PROBLEM DETAILS – Filter the listing below, copying every line in which the word "content" appears.

-------------------------

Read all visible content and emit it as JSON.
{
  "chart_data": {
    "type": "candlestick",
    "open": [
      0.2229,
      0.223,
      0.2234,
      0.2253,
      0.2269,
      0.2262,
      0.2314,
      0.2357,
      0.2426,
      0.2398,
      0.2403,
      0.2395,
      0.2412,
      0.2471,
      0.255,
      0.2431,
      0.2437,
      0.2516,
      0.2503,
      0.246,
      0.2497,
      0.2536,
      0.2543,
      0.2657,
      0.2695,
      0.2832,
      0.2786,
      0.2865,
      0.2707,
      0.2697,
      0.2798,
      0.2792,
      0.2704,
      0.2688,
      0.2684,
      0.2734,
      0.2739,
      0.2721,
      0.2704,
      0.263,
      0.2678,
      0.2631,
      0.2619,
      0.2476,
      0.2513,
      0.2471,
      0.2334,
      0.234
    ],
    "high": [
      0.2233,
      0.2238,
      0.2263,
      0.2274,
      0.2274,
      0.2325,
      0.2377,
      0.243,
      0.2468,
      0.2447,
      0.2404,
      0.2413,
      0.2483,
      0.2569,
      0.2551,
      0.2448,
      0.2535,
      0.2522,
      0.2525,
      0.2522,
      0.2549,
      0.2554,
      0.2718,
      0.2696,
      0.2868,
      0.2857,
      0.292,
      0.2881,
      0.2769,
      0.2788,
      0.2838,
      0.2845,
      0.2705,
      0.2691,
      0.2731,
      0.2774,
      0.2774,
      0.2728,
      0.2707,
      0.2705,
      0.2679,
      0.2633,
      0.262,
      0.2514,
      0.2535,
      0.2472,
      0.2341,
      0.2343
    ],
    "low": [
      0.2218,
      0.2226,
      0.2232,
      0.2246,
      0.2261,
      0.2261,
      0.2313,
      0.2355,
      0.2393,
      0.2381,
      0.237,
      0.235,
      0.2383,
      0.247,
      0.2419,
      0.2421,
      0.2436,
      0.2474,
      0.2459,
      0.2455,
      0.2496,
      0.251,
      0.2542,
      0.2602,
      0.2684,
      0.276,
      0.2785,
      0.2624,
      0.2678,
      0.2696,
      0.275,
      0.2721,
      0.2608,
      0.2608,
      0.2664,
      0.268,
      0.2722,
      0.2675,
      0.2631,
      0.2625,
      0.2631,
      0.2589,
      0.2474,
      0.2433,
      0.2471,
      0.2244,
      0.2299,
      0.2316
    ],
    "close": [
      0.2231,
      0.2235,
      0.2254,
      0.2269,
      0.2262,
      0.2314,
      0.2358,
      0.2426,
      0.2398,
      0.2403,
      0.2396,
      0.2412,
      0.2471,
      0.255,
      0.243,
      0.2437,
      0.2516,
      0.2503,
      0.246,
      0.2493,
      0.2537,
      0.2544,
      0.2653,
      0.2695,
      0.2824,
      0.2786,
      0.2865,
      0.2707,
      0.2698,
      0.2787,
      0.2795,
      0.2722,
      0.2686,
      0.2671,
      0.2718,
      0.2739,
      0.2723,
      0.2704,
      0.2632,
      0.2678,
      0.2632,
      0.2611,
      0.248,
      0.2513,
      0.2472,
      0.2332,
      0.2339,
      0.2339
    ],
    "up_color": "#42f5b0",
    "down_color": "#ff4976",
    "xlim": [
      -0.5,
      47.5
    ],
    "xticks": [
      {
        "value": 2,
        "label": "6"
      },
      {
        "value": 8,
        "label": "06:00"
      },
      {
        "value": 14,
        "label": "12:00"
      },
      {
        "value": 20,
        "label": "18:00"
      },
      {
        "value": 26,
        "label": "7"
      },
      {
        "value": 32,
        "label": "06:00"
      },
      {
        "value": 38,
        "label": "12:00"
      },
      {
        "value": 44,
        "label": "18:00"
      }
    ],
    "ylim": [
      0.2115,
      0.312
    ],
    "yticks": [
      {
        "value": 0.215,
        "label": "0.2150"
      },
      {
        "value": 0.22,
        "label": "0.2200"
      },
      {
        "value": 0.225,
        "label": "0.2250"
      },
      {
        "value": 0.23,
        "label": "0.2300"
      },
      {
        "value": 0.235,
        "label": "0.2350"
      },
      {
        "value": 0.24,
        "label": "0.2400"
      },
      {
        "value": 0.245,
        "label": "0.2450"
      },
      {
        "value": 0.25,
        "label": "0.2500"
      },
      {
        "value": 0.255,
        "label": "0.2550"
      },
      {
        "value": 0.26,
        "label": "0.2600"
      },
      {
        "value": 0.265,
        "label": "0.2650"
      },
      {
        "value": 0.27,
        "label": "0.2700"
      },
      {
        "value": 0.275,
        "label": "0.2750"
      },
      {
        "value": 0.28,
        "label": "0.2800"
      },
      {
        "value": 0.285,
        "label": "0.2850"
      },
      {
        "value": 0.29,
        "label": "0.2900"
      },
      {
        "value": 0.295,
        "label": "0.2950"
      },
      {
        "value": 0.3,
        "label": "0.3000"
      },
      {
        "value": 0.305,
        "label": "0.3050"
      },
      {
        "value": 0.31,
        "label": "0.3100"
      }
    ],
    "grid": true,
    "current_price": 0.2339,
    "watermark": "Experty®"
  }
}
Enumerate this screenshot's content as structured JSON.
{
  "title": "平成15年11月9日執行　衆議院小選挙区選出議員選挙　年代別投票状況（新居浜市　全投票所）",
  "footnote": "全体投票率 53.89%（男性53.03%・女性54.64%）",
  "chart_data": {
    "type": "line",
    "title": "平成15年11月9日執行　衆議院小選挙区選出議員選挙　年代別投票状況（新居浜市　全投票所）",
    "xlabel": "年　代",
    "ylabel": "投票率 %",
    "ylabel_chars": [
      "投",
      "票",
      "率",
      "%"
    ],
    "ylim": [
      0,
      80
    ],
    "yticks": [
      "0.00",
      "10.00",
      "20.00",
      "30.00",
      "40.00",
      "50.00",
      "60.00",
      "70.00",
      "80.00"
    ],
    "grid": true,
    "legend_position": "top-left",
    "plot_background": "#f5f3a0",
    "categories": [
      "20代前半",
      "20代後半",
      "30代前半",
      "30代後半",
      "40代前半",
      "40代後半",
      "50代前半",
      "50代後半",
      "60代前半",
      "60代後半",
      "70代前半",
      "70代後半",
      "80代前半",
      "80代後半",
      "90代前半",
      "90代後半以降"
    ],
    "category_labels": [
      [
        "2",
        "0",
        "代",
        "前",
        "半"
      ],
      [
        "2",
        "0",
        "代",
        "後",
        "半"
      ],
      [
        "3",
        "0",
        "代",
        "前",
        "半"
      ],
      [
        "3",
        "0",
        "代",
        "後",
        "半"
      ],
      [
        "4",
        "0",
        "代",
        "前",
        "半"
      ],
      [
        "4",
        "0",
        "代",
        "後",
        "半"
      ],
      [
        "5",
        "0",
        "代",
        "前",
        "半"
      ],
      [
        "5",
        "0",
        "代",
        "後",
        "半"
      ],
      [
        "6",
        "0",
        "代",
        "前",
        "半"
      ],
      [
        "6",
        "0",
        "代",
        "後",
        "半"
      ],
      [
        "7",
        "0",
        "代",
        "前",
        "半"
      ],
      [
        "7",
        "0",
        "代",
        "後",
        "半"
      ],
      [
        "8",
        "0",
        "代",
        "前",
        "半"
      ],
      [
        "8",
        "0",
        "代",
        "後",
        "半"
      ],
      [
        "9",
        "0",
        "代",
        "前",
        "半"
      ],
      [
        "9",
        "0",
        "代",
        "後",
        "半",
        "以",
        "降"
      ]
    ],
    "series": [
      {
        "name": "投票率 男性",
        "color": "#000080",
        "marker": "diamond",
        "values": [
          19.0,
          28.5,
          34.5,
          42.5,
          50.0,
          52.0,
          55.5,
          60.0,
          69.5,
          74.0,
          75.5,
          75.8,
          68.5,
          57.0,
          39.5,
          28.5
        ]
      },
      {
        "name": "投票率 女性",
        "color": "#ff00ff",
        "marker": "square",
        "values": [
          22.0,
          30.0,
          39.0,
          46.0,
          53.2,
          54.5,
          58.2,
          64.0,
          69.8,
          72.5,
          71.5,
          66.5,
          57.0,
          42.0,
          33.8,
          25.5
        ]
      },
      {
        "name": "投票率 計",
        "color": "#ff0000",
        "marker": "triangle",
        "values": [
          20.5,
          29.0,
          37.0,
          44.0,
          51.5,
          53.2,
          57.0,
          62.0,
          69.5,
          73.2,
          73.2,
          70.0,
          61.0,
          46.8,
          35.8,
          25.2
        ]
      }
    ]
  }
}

-------------------------

FINISHED ANSWER –
Read all visible content and emit it as JSON.
Enumerate this screenshot's content as structured JSON.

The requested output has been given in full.